The answer must be every line from the listing that holds the string "tehnike".
*** Opening of Exercise materials ***
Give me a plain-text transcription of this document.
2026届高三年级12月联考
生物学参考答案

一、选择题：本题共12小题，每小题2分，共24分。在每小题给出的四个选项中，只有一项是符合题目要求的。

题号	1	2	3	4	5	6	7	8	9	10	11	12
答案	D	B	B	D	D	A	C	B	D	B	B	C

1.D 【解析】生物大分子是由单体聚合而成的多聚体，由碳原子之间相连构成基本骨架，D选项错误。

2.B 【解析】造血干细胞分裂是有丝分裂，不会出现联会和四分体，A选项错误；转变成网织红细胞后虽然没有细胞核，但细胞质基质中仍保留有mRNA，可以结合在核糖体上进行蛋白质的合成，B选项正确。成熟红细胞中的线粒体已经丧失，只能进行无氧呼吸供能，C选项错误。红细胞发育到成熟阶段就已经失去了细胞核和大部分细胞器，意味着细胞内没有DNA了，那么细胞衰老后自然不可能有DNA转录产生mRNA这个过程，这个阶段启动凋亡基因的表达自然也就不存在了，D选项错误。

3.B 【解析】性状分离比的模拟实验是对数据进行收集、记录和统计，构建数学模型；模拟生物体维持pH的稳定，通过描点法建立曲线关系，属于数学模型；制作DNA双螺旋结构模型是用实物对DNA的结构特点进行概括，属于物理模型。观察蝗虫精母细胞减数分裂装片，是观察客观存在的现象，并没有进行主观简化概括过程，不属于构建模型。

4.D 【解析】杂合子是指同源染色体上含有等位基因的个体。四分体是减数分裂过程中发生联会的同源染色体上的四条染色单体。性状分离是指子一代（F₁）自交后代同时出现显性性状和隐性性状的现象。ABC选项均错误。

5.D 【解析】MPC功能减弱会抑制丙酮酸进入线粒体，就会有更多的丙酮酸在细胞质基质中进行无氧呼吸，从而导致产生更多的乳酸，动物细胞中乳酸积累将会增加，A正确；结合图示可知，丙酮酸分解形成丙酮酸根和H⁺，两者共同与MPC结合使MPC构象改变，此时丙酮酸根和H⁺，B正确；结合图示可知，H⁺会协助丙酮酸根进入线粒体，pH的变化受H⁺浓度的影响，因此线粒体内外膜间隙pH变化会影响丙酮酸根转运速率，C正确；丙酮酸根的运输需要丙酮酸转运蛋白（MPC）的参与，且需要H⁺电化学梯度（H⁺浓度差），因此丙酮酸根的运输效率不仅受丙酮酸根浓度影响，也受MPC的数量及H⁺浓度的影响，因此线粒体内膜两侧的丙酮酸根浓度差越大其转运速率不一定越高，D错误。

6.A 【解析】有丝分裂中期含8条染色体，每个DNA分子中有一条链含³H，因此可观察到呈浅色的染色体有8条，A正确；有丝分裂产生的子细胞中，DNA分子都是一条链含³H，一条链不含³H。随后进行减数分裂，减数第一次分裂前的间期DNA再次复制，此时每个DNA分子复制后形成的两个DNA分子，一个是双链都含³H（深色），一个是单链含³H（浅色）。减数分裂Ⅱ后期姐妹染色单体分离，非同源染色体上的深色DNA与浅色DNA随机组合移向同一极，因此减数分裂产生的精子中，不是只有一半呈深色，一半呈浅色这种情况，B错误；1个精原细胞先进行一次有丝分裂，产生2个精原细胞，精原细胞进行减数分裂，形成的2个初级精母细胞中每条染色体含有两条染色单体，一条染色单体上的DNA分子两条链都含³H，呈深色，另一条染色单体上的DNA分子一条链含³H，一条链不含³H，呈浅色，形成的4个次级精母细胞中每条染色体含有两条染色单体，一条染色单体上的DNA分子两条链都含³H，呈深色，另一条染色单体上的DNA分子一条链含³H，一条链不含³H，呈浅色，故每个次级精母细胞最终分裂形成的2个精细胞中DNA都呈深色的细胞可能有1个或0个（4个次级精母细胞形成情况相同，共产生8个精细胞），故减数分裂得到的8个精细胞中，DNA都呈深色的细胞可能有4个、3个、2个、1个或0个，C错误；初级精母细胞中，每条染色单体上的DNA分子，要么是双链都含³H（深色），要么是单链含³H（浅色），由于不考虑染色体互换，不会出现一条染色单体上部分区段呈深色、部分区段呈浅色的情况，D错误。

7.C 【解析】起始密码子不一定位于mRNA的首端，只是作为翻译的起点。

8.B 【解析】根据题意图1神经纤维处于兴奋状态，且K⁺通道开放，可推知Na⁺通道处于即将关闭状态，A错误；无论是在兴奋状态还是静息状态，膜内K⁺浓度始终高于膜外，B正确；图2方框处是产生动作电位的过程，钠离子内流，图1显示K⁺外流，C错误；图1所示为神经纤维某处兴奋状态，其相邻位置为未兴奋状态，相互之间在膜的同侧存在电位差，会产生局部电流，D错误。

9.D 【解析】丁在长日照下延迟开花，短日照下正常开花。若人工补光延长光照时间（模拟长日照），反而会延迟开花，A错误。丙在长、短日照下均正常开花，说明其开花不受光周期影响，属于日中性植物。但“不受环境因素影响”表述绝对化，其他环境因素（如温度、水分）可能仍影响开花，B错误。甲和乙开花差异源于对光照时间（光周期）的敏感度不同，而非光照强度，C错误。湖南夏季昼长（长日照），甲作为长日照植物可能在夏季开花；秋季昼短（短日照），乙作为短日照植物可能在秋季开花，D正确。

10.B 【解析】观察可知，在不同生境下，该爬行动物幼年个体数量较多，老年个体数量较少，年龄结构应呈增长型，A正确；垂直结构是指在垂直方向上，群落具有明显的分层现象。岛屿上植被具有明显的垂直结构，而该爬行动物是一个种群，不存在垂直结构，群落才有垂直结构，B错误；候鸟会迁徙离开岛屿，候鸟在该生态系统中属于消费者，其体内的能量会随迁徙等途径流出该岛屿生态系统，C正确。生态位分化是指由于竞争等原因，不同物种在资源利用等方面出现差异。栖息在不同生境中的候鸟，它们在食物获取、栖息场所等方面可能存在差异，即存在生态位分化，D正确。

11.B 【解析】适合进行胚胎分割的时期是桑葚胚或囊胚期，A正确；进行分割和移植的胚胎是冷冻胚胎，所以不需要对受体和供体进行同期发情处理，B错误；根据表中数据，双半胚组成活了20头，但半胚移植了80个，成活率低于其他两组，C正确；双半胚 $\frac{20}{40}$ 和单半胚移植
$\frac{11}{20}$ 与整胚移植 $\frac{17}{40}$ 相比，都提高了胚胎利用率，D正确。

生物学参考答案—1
*** Close of Exercise materials ***
*** Opening of Exercise materials ***
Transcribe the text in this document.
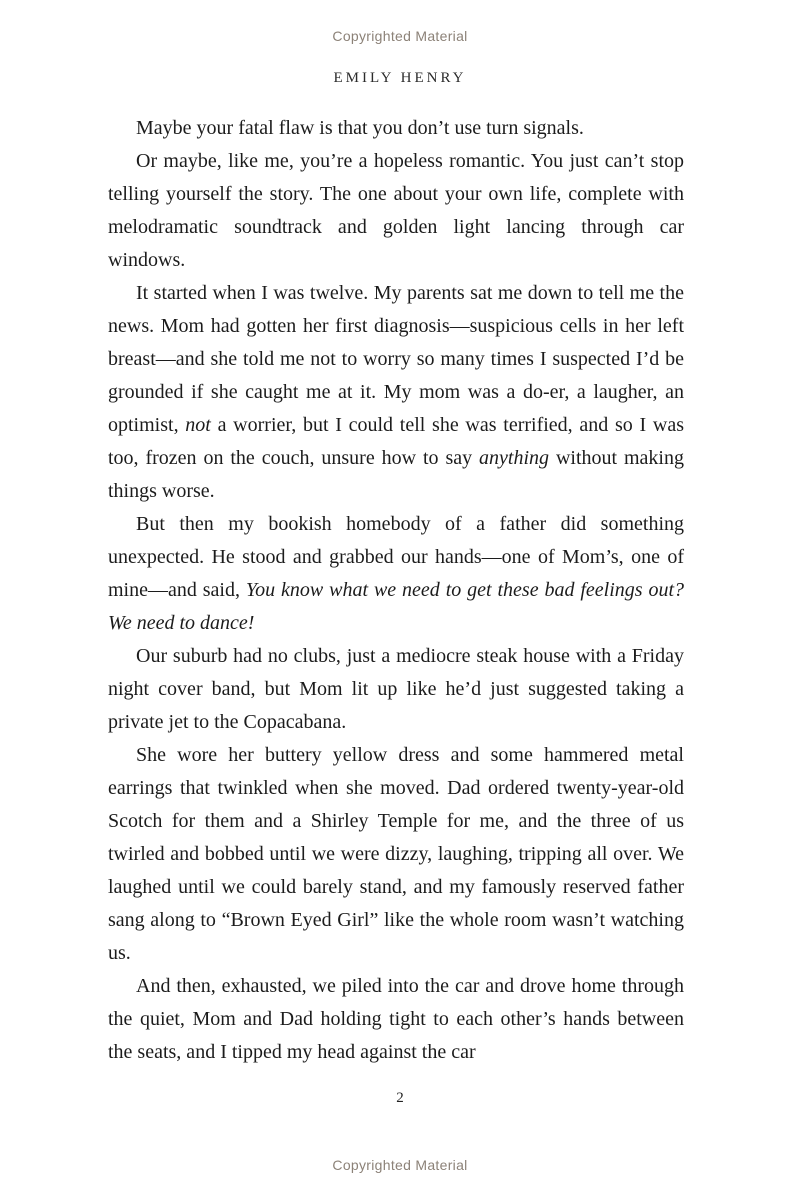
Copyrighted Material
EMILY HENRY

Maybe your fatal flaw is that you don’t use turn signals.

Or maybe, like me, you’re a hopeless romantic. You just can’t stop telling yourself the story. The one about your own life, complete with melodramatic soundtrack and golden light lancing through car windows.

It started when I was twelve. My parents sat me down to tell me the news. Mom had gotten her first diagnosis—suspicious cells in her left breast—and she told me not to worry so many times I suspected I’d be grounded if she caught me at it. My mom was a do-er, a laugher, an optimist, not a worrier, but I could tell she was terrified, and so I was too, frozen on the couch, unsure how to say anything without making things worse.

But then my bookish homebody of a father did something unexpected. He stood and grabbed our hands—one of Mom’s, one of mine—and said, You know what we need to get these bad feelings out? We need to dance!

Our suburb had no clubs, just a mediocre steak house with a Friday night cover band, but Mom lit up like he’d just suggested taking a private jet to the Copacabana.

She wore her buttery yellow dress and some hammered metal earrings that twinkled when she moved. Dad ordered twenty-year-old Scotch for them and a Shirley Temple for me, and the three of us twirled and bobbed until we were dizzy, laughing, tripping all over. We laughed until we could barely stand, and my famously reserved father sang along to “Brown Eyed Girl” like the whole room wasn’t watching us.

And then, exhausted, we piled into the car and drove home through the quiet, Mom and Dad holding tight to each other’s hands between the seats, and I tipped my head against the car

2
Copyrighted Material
*** Close of Exercise materials ***
*** Opening of Exercise materials ***
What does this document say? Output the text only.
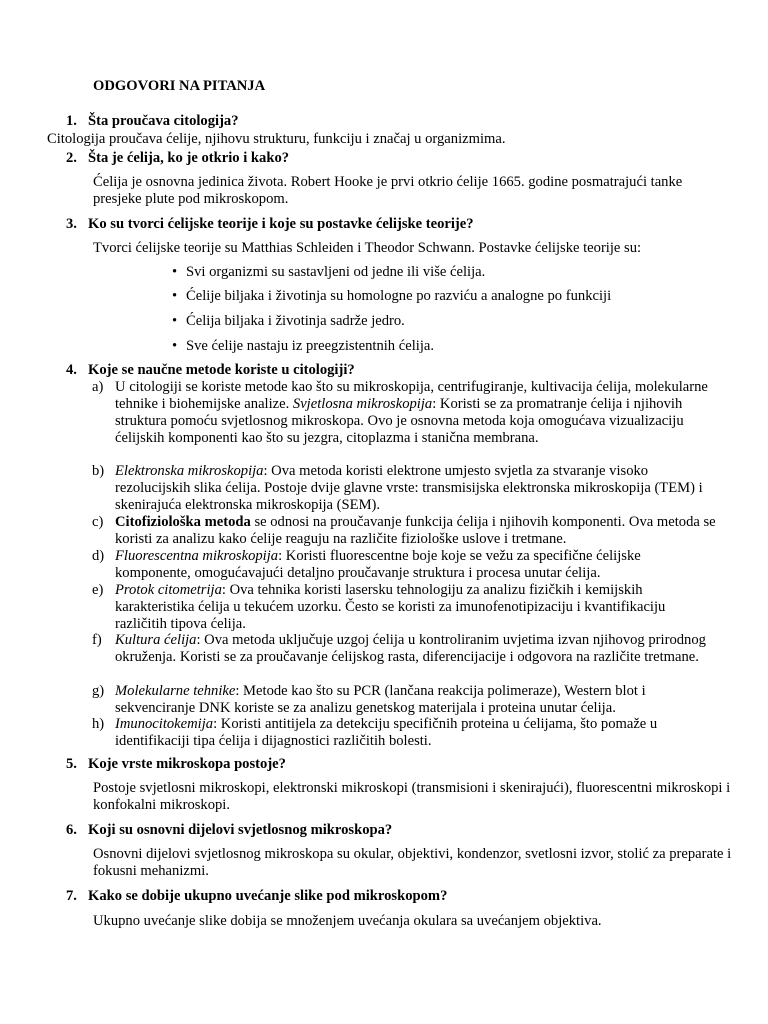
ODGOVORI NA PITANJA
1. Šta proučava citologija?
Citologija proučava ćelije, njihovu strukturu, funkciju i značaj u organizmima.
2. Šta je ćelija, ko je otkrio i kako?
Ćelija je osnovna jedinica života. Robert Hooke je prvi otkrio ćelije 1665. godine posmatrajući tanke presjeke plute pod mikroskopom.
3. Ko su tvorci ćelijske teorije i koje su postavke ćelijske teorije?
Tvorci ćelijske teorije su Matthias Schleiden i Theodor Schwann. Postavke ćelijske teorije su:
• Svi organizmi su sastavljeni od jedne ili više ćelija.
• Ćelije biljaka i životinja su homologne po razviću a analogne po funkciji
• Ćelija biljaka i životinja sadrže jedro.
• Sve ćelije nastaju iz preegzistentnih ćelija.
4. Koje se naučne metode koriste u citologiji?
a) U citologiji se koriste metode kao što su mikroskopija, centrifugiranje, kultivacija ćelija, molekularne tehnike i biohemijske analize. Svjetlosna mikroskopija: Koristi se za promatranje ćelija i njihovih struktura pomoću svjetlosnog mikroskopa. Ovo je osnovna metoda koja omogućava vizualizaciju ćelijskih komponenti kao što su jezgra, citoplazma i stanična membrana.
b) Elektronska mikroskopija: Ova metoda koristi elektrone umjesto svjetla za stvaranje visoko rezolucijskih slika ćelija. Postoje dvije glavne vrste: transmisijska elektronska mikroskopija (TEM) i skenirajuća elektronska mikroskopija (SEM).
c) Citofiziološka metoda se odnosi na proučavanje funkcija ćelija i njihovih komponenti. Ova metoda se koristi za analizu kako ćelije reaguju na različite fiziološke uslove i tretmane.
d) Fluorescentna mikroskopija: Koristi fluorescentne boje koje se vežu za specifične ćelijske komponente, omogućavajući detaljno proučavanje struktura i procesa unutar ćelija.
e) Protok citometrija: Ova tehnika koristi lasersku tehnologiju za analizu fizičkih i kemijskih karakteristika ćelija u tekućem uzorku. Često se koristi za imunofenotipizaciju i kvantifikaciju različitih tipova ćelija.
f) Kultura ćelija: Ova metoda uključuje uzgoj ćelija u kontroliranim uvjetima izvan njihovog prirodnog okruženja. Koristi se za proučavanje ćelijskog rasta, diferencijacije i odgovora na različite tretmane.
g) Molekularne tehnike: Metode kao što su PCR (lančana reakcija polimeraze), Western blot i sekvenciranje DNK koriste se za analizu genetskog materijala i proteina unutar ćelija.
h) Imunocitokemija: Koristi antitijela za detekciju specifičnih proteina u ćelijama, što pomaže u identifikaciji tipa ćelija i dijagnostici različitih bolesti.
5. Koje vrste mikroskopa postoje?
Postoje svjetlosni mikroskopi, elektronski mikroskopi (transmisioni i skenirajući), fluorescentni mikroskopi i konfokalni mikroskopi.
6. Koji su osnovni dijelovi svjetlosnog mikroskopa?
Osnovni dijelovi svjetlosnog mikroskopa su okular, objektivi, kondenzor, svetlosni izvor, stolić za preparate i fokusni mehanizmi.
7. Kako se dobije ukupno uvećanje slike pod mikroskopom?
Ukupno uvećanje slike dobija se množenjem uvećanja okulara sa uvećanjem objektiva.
*** Close of Exercise materials ***
▶ [Exercise output]
a) U citologiji se koriste metode kao što su mikroskopija, centrifugiranje, kultivacija ćelija, molekularne tehnike i biohemijske analize. Svjetlosna mikroskopija: Koristi se za promatranje ćelija i njihovih struktura pomoću svjetlosnog mikroskopa. Ovo je osnovna metoda koja omogućava vizualizaciju ćelijskih komponenti kao što su jezgra, citoplazma i stanična membrana.
g) Molekularne tehnike: Metode kao što su PCR (lančana reakcija polimeraze), Western blot i sekvenciranje DNK koriste se za analizu genetskog materijala i proteina unutar ćelija.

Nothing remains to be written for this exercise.